Excerpt from a dataset
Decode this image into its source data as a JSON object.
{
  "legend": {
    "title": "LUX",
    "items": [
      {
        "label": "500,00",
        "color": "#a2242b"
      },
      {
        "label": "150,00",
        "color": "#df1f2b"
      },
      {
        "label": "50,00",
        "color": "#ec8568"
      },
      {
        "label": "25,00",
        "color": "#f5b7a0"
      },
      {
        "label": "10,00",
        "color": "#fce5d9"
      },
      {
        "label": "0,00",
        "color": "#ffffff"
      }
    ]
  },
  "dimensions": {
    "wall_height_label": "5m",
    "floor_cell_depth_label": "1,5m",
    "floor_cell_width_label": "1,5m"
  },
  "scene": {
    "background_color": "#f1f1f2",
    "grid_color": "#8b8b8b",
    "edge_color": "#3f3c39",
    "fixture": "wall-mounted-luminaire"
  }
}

REQUIREMENTS
In full and verbatim, repeat the records given above.

ANSWER TO THE PROBLEM
Decode this image into its source data as a JSON object.
{
  "legend": {
    "title": "LUX",
    "items": [
      {
        "label": "500,00",
        "color": "#a2242b"
      },
      {
        "label": "150,00",
        "color": "#df1f2b"
      },
      {
        "label": "50,00",
        "color": "#ec8568"
      },
      {
        "label": "25,00",
        "color": "#f5b7a0"
      },
      {
        "label": "10,00",
        "color": "#fce5d9"
      },
      {
        "label": "0,00",
        "color": "#ffffff"
      }
    ]
  },
  "dimensions": {
    "wall_height_label": "5m",
    "floor_cell_depth_label": "1,5m",
    "floor_cell_width_label": "1,5m"
  },
  "scene": {
    "background_color": "#f1f1f2",
    "grid_color": "#8b8b8b",
    "edge_color": "#3f3c39",
    "fixture": "wall-mounted-luminaire"
  }
}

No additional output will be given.